Image region annotations

*-*-*

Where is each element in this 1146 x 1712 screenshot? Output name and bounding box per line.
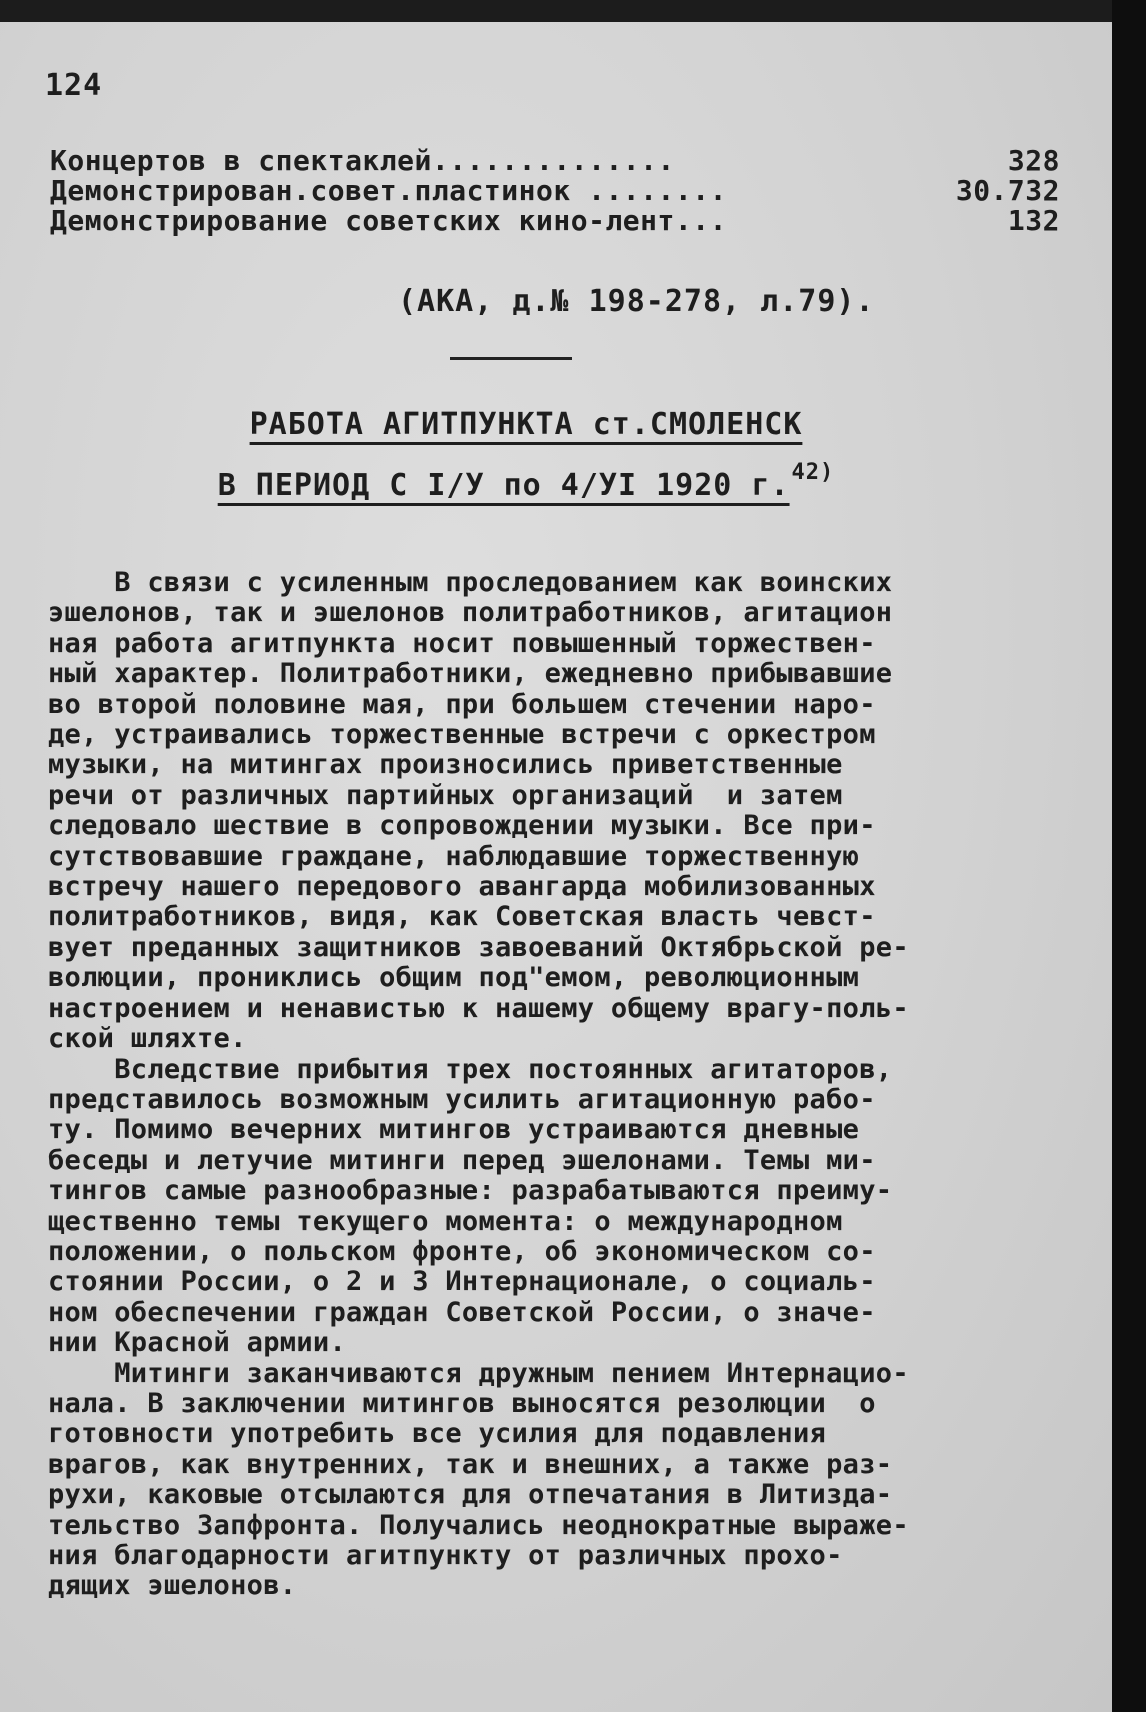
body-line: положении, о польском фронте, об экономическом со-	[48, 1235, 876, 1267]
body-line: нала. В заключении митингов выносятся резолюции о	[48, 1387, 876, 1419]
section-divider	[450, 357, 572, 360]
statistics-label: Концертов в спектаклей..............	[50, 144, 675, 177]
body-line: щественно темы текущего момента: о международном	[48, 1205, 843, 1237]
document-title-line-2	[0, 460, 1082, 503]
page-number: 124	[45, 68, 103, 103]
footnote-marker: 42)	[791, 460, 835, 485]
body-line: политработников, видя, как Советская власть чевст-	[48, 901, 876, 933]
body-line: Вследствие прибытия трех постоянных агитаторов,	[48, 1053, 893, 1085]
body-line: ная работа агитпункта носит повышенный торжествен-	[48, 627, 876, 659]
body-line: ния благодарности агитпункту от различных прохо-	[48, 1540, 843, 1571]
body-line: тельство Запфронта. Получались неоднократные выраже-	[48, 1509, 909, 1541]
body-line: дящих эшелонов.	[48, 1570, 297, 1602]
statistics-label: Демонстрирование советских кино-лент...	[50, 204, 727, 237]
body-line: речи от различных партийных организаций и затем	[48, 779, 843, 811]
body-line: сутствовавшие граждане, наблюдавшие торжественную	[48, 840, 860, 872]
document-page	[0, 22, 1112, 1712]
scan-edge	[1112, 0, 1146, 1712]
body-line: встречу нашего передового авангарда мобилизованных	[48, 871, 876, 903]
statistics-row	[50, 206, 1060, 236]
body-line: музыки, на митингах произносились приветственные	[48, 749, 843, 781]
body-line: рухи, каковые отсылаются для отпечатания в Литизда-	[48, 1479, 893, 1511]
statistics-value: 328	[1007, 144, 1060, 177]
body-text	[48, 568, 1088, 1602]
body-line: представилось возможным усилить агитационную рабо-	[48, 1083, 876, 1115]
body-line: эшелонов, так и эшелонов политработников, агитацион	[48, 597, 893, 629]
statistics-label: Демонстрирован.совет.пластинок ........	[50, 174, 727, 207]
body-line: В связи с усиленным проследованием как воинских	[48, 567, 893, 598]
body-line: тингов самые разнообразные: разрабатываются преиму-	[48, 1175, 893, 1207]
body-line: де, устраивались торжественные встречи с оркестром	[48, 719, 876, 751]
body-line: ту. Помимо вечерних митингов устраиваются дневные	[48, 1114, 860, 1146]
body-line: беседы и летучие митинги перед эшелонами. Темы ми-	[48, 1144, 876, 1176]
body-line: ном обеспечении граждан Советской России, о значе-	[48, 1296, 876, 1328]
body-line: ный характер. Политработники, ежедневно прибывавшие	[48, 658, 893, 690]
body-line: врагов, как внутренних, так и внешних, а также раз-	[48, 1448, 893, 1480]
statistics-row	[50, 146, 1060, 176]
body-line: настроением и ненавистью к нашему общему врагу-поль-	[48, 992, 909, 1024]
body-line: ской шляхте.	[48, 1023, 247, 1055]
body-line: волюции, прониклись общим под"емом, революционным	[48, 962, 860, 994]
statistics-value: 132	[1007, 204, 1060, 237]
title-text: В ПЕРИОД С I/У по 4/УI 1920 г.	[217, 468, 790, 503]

*-*-*

_TASK DIRECTIONS_.
Repeat every line of the entries above, unchanged, from the one containing "body-line: положении, о" down through the one containing "body-line: Вследствие прибытия", both included.

_TASK OUTPUT_.
body-line: положении, о польском фронте, об экономическом со-	[48, 1235, 876, 1267]
body-line: нала. В заключении митингов выносятся резолюции о	[48, 1387, 876, 1419]
section-divider	[450, 357, 572, 360]
statistics-label: Концертов в спектаклей..............	[50, 144, 675, 177]
body-line: щественно темы текущего момента: о международном	[48, 1205, 843, 1237]
document-title-line-2	[0, 460, 1082, 503]
page-number: 124	[45, 68, 103, 103]
footnote-marker: 42)	[791, 460, 835, 485]
body-line: политработников, видя, как Советская власть чевст-	[48, 901, 876, 933]
body-line: Вследствие прибытия трех постоянных агитаторов,	[48, 1053, 893, 1085]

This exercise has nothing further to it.